** begin Material for this exercise **
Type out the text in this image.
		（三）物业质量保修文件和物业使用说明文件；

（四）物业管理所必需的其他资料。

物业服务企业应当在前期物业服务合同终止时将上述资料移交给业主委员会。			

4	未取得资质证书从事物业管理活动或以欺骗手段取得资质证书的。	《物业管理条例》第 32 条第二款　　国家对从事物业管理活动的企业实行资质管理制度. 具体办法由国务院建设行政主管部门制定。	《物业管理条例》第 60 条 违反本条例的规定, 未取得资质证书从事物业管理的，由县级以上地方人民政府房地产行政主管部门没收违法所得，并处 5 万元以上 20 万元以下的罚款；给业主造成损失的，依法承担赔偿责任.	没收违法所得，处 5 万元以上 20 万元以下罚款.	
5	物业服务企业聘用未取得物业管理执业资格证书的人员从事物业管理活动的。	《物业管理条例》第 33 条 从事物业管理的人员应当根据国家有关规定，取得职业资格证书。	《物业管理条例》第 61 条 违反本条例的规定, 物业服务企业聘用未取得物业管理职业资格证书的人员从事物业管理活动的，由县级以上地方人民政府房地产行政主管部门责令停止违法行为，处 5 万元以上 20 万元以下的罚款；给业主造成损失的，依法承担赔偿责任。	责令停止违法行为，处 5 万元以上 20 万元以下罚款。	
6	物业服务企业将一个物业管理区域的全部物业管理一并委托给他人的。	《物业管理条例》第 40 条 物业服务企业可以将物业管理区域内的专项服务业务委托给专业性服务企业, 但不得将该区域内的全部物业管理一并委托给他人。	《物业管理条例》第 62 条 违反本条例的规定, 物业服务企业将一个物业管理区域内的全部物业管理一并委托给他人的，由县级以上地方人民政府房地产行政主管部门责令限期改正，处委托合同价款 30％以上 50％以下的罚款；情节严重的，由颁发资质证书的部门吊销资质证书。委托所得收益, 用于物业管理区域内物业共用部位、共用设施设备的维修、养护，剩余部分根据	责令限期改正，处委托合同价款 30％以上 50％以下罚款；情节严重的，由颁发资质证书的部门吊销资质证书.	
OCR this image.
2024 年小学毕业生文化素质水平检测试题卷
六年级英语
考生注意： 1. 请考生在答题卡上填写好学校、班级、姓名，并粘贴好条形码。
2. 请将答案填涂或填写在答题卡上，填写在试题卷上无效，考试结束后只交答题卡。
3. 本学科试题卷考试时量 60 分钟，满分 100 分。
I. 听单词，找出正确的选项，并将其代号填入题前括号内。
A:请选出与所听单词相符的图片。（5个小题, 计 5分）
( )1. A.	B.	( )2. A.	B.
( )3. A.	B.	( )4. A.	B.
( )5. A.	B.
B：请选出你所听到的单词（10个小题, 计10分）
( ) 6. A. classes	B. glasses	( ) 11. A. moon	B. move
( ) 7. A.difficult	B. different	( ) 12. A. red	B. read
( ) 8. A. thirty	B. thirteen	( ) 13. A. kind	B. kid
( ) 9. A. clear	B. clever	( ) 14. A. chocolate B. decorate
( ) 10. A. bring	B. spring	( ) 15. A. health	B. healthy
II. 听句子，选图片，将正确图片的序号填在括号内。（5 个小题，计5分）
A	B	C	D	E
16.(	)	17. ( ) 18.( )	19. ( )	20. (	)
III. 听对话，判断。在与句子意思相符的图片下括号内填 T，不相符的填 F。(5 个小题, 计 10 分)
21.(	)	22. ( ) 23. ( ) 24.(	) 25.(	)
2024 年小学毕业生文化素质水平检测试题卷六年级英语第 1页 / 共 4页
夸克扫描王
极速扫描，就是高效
** end Material for this exercise **
- Set task: Write out the entries above word for word.

- Answer for the task:
Type out the text in this image.
		（三）物业质量保修文件和物业使用说明文件；

（四）物业管理所必需的其他资料。

物业服务企业应当在前期物业服务合同终止时将上述资料移交给业主委员会。			

4	未取得资质证书从事物业管理活动或以欺骗手段取得资质证书的。	《物业管理条例》第 32 条第二款　　国家对从事物业管理活动的企业实行资质管理制度. 具体办法由国务院建设行政主管部门制定。	《物业管理条例》第 60 条 违反本条例的规定, 未取得资质证书从事物业管理的，由县级以上地方人民政府房地产行政主管部门没收违法所得，并处 5 万元以上 20 万元以下的罚款；给业主造成损失的，依法承担赔偿责任.	没收违法所得，处 5 万元以上 20 万元以下罚款.	
5	物业服务企业聘用未取得物业管理执业资格证书的人员从事物业管理活动的。	《物业管理条例》第 33 条 从事物业管理的人员应当根据国家有关规定，取得职业资格证书。	《物业管理条例》第 61 条 违反本条例的规定, 物业服务企业聘用未取得物业管理职业资格证书的人员从事物业管理活动的，由县级以上地方人民政府房地产行政主管部门责令停止违法行为，处 5 万元以上 20 万元以下的罚款；给业主造成损失的，依法承担赔偿责任。	责令停止违法行为，处 5 万元以上 20 万元以下罚款。	
6	物业服务企业将一个物业管理区域的全部物业管理一并委托给他人的。	《物业管理条例》第 40 条 物业服务企业可以将物业管理区域内的专项服务业务委托给专业性服务企业, 但不得将该区域内的全部物业管理一并委托给他人。	《物业管理条例》第 62 条 违反本条例的规定, 物业服务企业将一个物业管理区域内的全部物业管理一并委托给他人的，由县级以上地方人民政府房地产行政主管部门责令限期改正，处委托合同价款 30％以上 50％以下的罚款；情节严重的，由颁发资质证书的部门吊销资质证书。委托所得收益, 用于物业管理区域内物业共用部位、共用设施设备的维修、养护，剩余部分根据	责令限期改正，处委托合同价款 30％以上 50％以下罚款；情节严重的，由颁发资质证书的部门吊销资质证书.	
OCR this image.
2024 年小学毕业生文化素质水平检测试题卷
六年级英语
考生注意： 1. 请考生在答题卡上填写好学校、班级、姓名，并粘贴好条形码。
2. 请将答案填涂或填写在答题卡上，填写在试题卷上无效，考试结束后只交答题卡。
3. 本学科试题卷考试时量 60 分钟，满分 100 分。
I. 听单词，找出正确的选项，并将其代号填入题前括号内。
A:请选出与所听单词相符的图片。（5个小题, 计 5分）
( )1. A.	B.	( )2. A.	B.
( )3. A.	B.	( )4. A.	B.
( )5. A.	B.
B：请选出你所听到的单词（10个小题, 计10分）
( ) 6. A. classes	B. glasses	( ) 11. A. moon	B. move
( ) 7. A.difficult	B. different	( ) 12. A. red	B. read
( ) 8. A. thirty	B. thirteen	( ) 13. A. kind	B. kid
( ) 9. A. clear	B. clever	( ) 14. A. chocolate B. decorate
( ) 10. A. bring	B. spring	( ) 15. A. health	B. healthy
II. 听句子，选图片，将正确图片的序号填在括号内。（5 个小题，计5分）
A	B	C	D	E
16.(	)	17. ( ) 18.( )	19. ( )	20. (	)
III. 听对话，判断。在与句子意思相符的图片下括号内填 T，不相符的填 F。(5 个小题, 计 10 分)
21.(	)	22. ( ) 23. ( ) 24.(	) 25.(	)
2024 年小学毕业生文化素质水平检测试题卷六年级英语第 1页 / 共 4页
夸克扫描王
极速扫描，就是高效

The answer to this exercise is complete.